Work to complete
Retype the full set of records. Keep every character identical.

Data shown
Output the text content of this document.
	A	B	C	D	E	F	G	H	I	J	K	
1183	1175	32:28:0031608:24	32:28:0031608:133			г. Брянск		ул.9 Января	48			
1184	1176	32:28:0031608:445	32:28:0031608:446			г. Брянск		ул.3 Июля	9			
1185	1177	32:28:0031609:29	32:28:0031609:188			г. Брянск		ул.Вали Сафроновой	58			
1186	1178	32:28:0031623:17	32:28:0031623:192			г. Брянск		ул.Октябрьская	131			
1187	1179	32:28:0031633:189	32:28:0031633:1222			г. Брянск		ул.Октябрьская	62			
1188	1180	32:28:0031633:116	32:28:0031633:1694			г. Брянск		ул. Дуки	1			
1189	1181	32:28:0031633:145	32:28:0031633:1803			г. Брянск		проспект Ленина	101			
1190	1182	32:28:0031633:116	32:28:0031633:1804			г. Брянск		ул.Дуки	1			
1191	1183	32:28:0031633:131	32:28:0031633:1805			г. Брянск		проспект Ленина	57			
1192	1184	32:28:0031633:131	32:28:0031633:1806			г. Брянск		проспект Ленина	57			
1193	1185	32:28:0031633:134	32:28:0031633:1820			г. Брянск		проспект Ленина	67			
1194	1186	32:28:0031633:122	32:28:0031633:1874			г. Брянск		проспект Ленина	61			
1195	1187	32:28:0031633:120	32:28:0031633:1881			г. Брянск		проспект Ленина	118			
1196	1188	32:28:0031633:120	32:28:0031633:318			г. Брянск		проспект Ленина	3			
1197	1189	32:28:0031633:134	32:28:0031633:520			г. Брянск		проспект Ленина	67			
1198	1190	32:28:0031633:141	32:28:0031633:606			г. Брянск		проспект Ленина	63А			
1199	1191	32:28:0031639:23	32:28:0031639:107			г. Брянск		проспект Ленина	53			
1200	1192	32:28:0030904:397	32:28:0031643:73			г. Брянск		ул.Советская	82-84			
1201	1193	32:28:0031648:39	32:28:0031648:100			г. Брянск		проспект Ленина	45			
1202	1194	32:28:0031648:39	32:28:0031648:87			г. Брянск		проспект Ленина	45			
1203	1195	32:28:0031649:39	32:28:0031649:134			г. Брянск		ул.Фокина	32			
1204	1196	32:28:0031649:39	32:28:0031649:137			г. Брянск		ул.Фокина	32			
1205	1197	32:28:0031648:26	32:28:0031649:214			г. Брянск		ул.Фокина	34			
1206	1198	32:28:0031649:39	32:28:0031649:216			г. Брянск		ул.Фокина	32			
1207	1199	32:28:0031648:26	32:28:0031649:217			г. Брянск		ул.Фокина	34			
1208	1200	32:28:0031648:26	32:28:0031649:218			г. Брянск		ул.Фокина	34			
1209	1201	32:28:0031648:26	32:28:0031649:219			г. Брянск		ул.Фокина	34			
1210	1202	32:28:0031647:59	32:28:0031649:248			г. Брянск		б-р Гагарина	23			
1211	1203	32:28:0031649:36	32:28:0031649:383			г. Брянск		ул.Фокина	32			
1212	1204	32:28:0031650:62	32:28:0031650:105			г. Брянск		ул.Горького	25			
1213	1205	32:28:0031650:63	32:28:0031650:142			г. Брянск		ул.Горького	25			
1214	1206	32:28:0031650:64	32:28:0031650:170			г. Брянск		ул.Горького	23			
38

Task result
Output the text content of this document.
	A	B	C	D	E	F	G	H	I	J	K	
1183	1175	32:28:0031608:24	32:28:0031608:133			г. Брянск		ул.9 Января	48			
1184	1176	32:28:0031608:445	32:28:0031608:446			г. Брянск		ул.3 Июля	9			
1185	1177	32:28:0031609:29	32:28:0031609:188			г. Брянск		ул.Вали Сафроновой	58			
1186	1178	32:28:0031623:17	32:28:0031623:192			г. Брянск		ул.Октябрьская	131			
1187	1179	32:28:0031633:189	32:28:0031633:1222			г. Брянск		ул.Октябрьская	62			
1188	1180	32:28:0031633:116	32:28:0031633:1694			г. Брянск		ул. Дуки	1			
1189	1181	32:28:0031633:145	32:28:0031633:1803			г. Брянск		проспект Ленина	101			
1190	1182	32:28:0031633:116	32:28:0031633:1804			г. Брянск		ул.Дуки	1			
1191	1183	32:28:0031633:131	32:28:0031633:1805			г. Брянск		проспект Ленина	57			
1192	1184	32:28:0031633:131	32:28:0031633:1806			г. Брянск		проспект Ленина	57			
1193	1185	32:28:0031633:134	32:28:0031633:1820			г. Брянск		проспект Ленина	67			
1194	1186	32:28:0031633:122	32:28:0031633:1874			г. Брянск		проспект Ленина	61			
1195	1187	32:28:0031633:120	32:28:0031633:1881			г. Брянск		проспект Ленина	118			
1196	1188	32:28:0031633:120	32:28:0031633:318			г. Брянск		проспект Ленина	3			
1197	1189	32:28:0031633:134	32:28:0031633:520			г. Брянск		проспект Ленина	67			
1198	1190	32:28:0031633:141	32:28:0031633:606			г. Брянск		проспект Ленина	63А			
1199	1191	32:28:0031639:23	32:28:0031639:107			г. Брянск		проспект Ленина	53			
1200	1192	32:28:0030904:397	32:28:0031643:73			г. Брянск		ул.Советская	82-84			
1201	1193	32:28:0031648:39	32:28:0031648:100			г. Брянск		проспект Ленина	45			
1202	1194	32:28:0031648:39	32:28:0031648:87			г. Брянск		проспект Ленина	45			
1203	1195	32:28:0031649:39	32:28:0031649:134			г. Брянск		ул.Фокина	32			
1204	1196	32:28:0031649:39	32:28:0031649:137			г. Брянск		ул.Фокина	32			
1205	1197	32:28:0031648:26	32:28:0031649:214			г. Брянск		ул.Фокина	34			
1206	1198	32:28:0031649:39	32:28:0031649:216			г. Брянск		ул.Фокина	32			
1207	1199	32:28:0031648:26	32:28:0031649:217			г. Брянск		ул.Фокина	34			
1208	1200	32:28:0031648:26	32:28:0031649:218			г. Брянск		ул.Фокина	34			
1209	1201	32:28:0031648:26	32:28:0031649:219			г. Брянск		ул.Фокина	34			
1210	1202	32:28:0031647:59	32:28:0031649:248			г. Брянск		б-р Гагарина	23			
1211	1203	32:28:0031649:36	32:28:0031649:383			г. Брянск		ул.Фокина	32			
1212	1204	32:28:0031650:62	32:28:0031650:105			г. Брянск		ул.Горького	25			
1213	1205	32:28:0031650:63	32:28:0031650:142			г. Брянск		ул.Горького	25			
1214	1206	32:28:0031650:64	32:28:0031650:170			г. Брянск		ул.Горького	23			
38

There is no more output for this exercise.